• _Dataset excerpts_
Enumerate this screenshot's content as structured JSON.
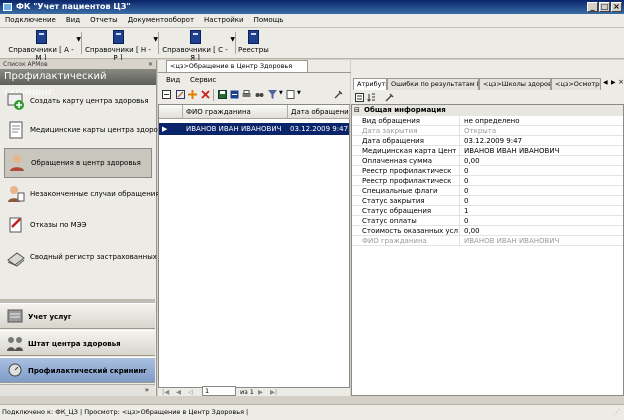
{
  "window": {
    "title": "ФК \"Учет пациентов ЦЗ\""
  },
  "menu": [
    "Подключение",
    "Вид",
    "Отчеты",
    "Документооборот",
    "Настройки",
    "Помощь"
  ],
  "toolbar": {
    "buttons": [
      "Справочники [ А - М ]",
      "Справочники [ Н - Р ]",
      "Справочники [ С - Я ]",
      "Реестры"
    ]
  },
  "left": {
    "header": "Список АРМов",
    "title": "Профилактический скрининг",
    "items": [
      "Создать карту центра здоровья",
      "Медицинские карты центра здоровья",
      "Обращения в центр здоровья",
      "Незаконченные случаи обращения",
      "Отказы по МЭЭ",
      "Сводный регистр застрахованных"
    ],
    "groups": [
      "Учет услуг",
      "Штат центра здоровья",
      "Профилактический скрининг"
    ]
  },
  "center": {
    "doc_tab": "<цз>Обращение в Центр Здоровья",
    "menu": [
      "Вид",
      "Сервис"
    ],
    "columns": [
      "ФИО гражданина",
      "Дата обращения"
    ],
    "rows": [
      {
        "name": "ИВАНОВ ИВАН ИВАНОВИЧ",
        "date": "03.12.2009 9:47:45"
      }
    ],
    "pager": {
      "page": "1",
      "of": "из 1"
    }
  },
  "right": {
    "tabs": [
      "Атрибуты",
      "Ошибки по результатам МЭЭ",
      "<цз>Школы здоровья",
      "<цз>Осмотры"
    ],
    "section": "Общая информация",
    "properties": [
      {
        "k": "Вид обращения",
        "v": "не определено",
        "gray": false
      },
      {
        "k": "Дата закрытия",
        "v": "Открыта",
        "gray": true
      },
      {
        "k": "Дата обращения",
        "v": "03.12.2009 9:47",
        "gray": false
      },
      {
        "k": "Медицинская карта Цент",
        "v": "ИВАНОВ ИВАН ИВАНОВИЧ",
        "gray": false
      },
      {
        "k": "Оплаченная сумма",
        "v": "0,00",
        "gray": false
      },
      {
        "k": "Реестр профилактическ",
        "v": "0",
        "gray": false
      },
      {
        "k": "Реестр профилактическ",
        "v": "0",
        "gray": false
      },
      {
        "k": "Специальные флаги",
        "v": "0",
        "gray": false
      },
      {
        "k": "Статус закрытия",
        "v": "0",
        "gray": false
      },
      {
        "k": "Статус обращения",
        "v": "1",
        "gray": false
      },
      {
        "k": "Статус оплаты",
        "v": "0",
        "gray": false
      },
      {
        "k": "Стоимость оказанных усл",
        "v": "0,00",
        "gray": false
      },
      {
        "k": "ФИО гражданина",
        "v": "ИВАНОВ ИВАН ИВАНОВИЧ",
        "gray": true
      }
    ]
  },
  "status": {
    "text": "Подключено к: ФК_ЦЗ   |   Просмотр: <цз>Обращение в Центр Здоровья |"
  }
}
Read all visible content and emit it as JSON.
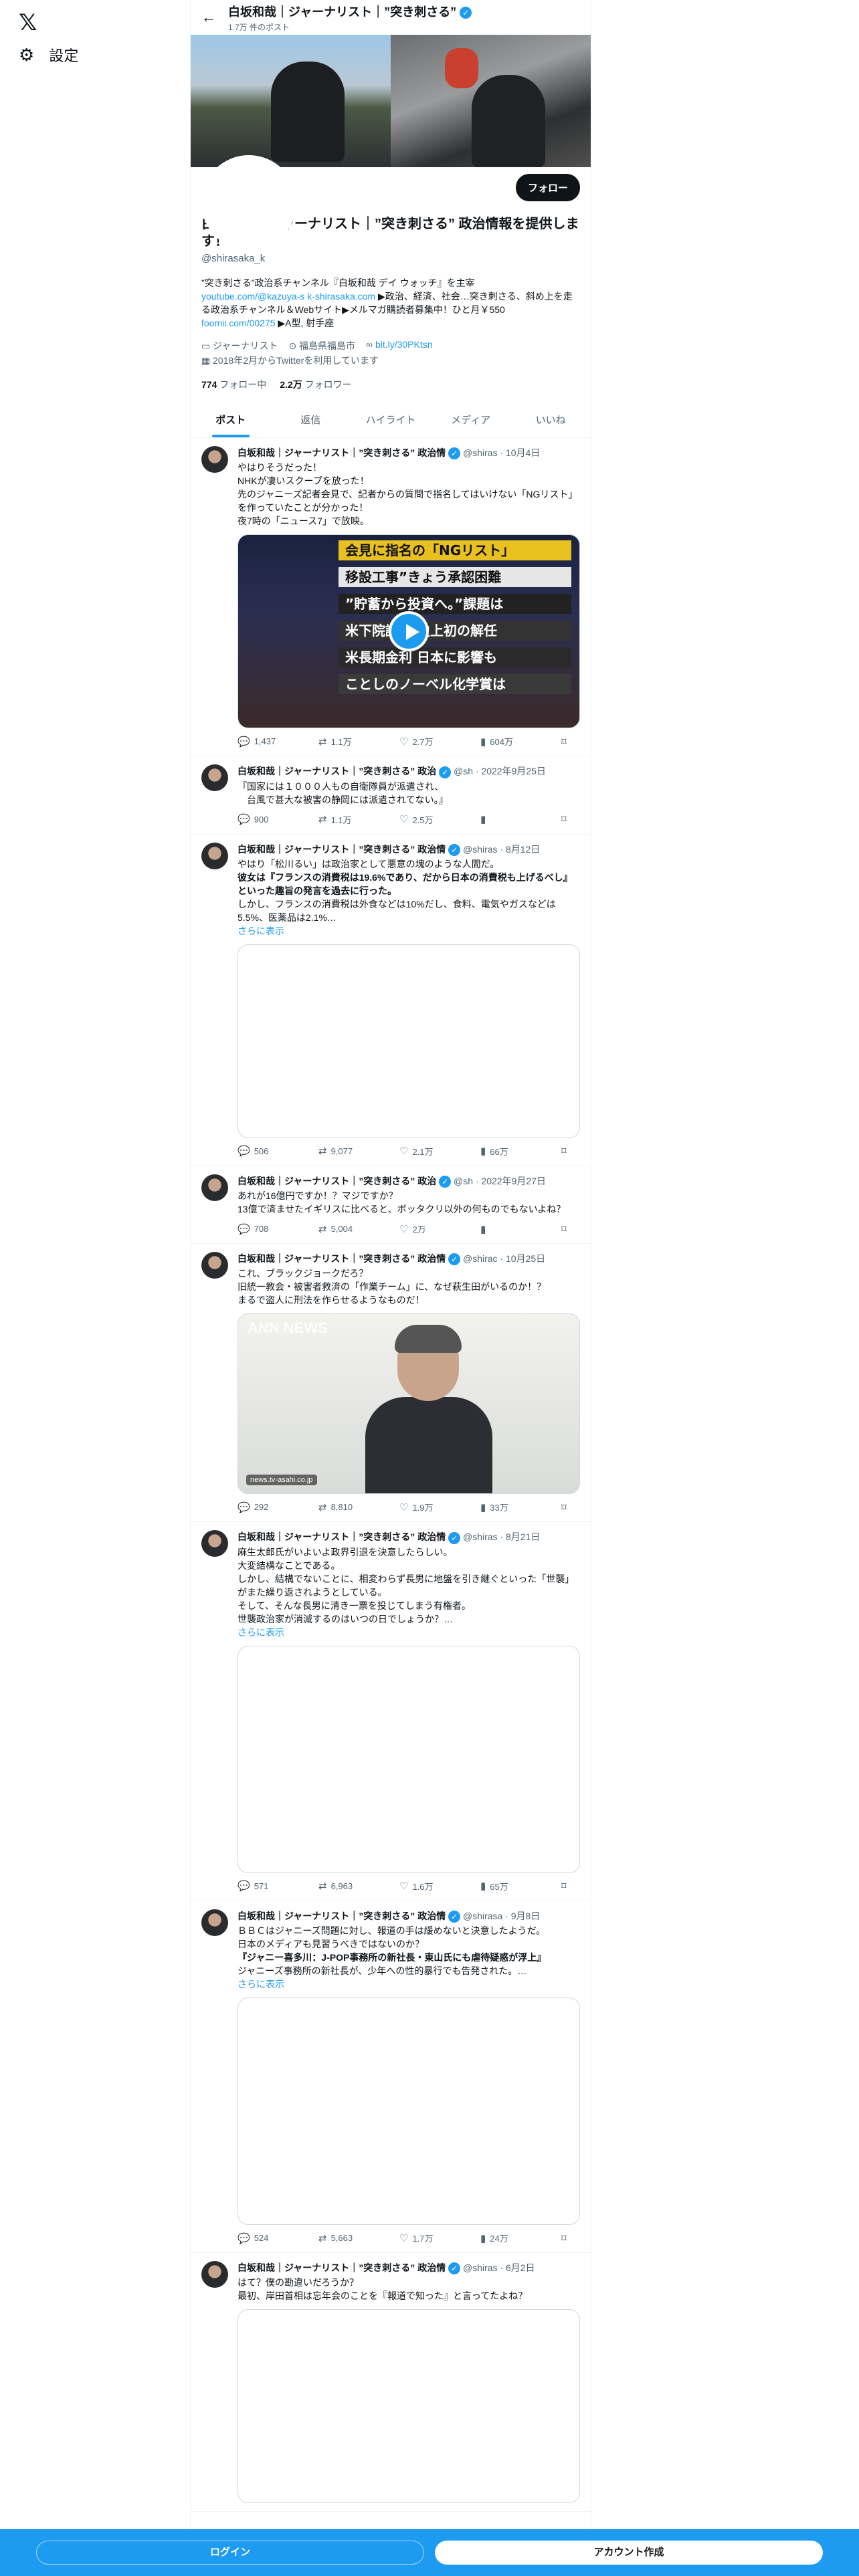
{
  "app": {
    "logo": "𝕏",
    "settings_label": "設定"
  },
  "header": {
    "name": "白坂和哉｜ジャーナリスト｜”突き刺さる”",
    "post_count": "1.7万 件のポスト"
  },
  "profile": {
    "follow_label": "フォロー",
    "name": "白坂和哉｜ジャーナリスト｜”突き刺さる” 政治情報を提供します！",
    "handle": "@shirasaka_k",
    "bio_line1": "”突き刺さる”政治系チャンネル『白坂和哉 デイ ウォッチ』を主宰",
    "bio_link1": "youtube.com/@kazuya-s",
    "bio_link2": "k-shirasaka.com",
    "bio_line2": "▶政治、経済、社会…突き刺さる、斜め上を走る政治系チャンネル＆Webサイト▶メルマガ購読者募集中！ひと月￥550",
    "bio_link3": "foomii.com/00275",
    "bio_line3": "▶A型, 射手座",
    "category": "ジャーナリスト",
    "location": "福島県福島市",
    "website": "bit.ly/30PKtsn",
    "joined": "2018年2月からTwitterを利用しています",
    "following_count": "774",
    "following_label": "フォロー中",
    "followers_count": "2.2万",
    "followers_label": "フォロワー"
  },
  "tabs": [
    "ポスト",
    "返信",
    "ハイライト",
    "メディア",
    "いいね"
  ],
  "tweets": [
    {
      "name": "白坂和哉｜ジャーナリスト｜”突き刺さる” 政治情",
      "handle": "@shiras",
      "date": "· 10月4日",
      "text": [
        "やはりそうだった！",
        "NHKが凄いスクープを放った！",
        "先のジャニーズ記者会見で、記者からの質問で指名してはいけない「NGリスト」を作っていたことが分かった！",
        "夜7時の「ニュース7」で放映。"
      ],
      "video_lines": [
        "会見に指名の「NGリスト」",
        "移設工事”きょう承認困難",
        "”貯蓄から投資へ。”課題は",
        "米下院議長 史上初の解任",
        "米長期金利 日本に影響も",
        "ことしのノーベル化学賞は"
      ],
      "replies": "1,437",
      "reposts": "1.1万",
      "likes": "2.7万",
      "views": "604万"
    },
    {
      "name": "白坂和哉｜ジャーナリスト｜”突き刺さる” 政治",
      "handle": "@sh",
      "date": "· 2022年9月25日",
      "text": [
        "『国家には１０００人もの自衛隊員が派遣され、",
        "　台風で甚大な被害の静岡には派遣されてない。』"
      ],
      "replies": "900",
      "reposts": "1.1万",
      "likes": "2.5万",
      "views": ""
    },
    {
      "name": "白坂和哉｜ジャーナリスト｜”突き刺さる” 政治情",
      "handle": "@shiras",
      "date": "· 8月12日",
      "text": [
        "やはり「松川るい」は政治家として悪意の塊のような人間だ。",
        "彼女は『フランスの消費税は19.6%であり、だから日本の消費税も上げるべし』といった趣旨の発言を過去に行った。",
        "しかし、フランスの消費税は外食などは10%だし、食料、電気やガスなどは5.5%、医薬品は2.1%…"
      ],
      "more": "さらに表示",
      "replies": "506",
      "reposts": "9,077",
      "likes": "2.1万",
      "views": "66万"
    },
    {
      "name": "白坂和哉｜ジャーナリスト｜”突き刺さる” 政治",
      "handle": "@sh",
      "date": "· 2022年9月27日",
      "text": [
        "あれが16億円ですか！？マジですか？",
        "13億で済ませたイギリスに比べると、ボッタクリ以外の何ものでもないよね？"
      ],
      "replies": "708",
      "reposts": "5,004",
      "likes": "2万",
      "views": ""
    },
    {
      "name": "白坂和哉｜ジャーナリスト｜”突き刺さる” 政治情",
      "handle": "@shirac",
      "date": "· 10月25日",
      "text": [
        "これ、ブラックジョークだろ？",
        "旧統一教会・被害者救済の「作業チーム」に、なぜ萩生田がいるのか！？",
        "まるで盗人に刑法を作らせるようなものだ！"
      ],
      "media_brand": "ANN NEWS",
      "media_source": "news.tv-asahi.co.jp",
      "replies": "292",
      "reposts": "8,810",
      "likes": "1.9万",
      "views": "33万"
    },
    {
      "name": "白坂和哉｜ジャーナリスト｜”突き刺さる” 政治情",
      "handle": "@shiras",
      "date": "· 8月21日",
      "text": [
        "麻生太郎氏がいよいよ政界引退を決意したらしい。",
        "大変結構なことである。",
        "しかし、結構でないことに、相変わらず長男に地盤を引き継ぐといった「世襲」がまた繰り返されようとしている。",
        "そして、そんな長男に清き一票を投じてしまう有権者。",
        "世襲政治家が消滅するのはいつの日でしょうか？…"
      ],
      "more": "さらに表示",
      "replies": "571",
      "reposts": "6,963",
      "likes": "1.6万",
      "views": "65万"
    },
    {
      "name": "白坂和哉｜ジャーナリスト｜”突き刺さる” 政治情",
      "handle": "@shirasa",
      "date": "· 9月8日",
      "text": [
        "ＢＢＣはジャニーズ問題に対し、報道の手は緩めないと決意したようだ。",
        "日本のメディアも見習うべきではないのか？",
        "『ジャニー喜多川：J-POP事務所の新社長・東山氏にも虐待疑惑が浮上』",
        "ジャニーズ事務所の新社長が、少年への性的暴行でも告発された。…"
      ],
      "more": "さらに表示",
      "replies": "524",
      "reposts": "5,663",
      "likes": "1.7万",
      "views": "24万"
    },
    {
      "name": "白坂和哉｜ジャーナリスト｜”突き刺さる” 政治情",
      "handle": "@shiras",
      "date": "· 6月2日",
      "text": [
        "はて？僕の勘違いだろうか？",
        "最初、岸田首相は忘年会のことを『報道で知った』と言ってたよね？"
      ],
      "replies": "",
      "reposts": "",
      "likes": "",
      "views": ""
    }
  ],
  "bottom_bar": {
    "login": "ログイン",
    "signup": "アカウント作成"
  },
  "colors": {
    "accent": "#1d9bf0",
    "text": "#0f1419",
    "muted": "#536471"
  }
}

• _What to do_
Copy every line of the entries above in which "reposts" occurs.

• _Response for this exercise_
      "reposts": "1.1万",
      "reposts": "1.1万",
      "reposts": "9,077",
      "reposts": "5,004",
      "reposts": "8,810",
      "reposts": "6,963",
      "reposts": "5,663",
      "reposts": "",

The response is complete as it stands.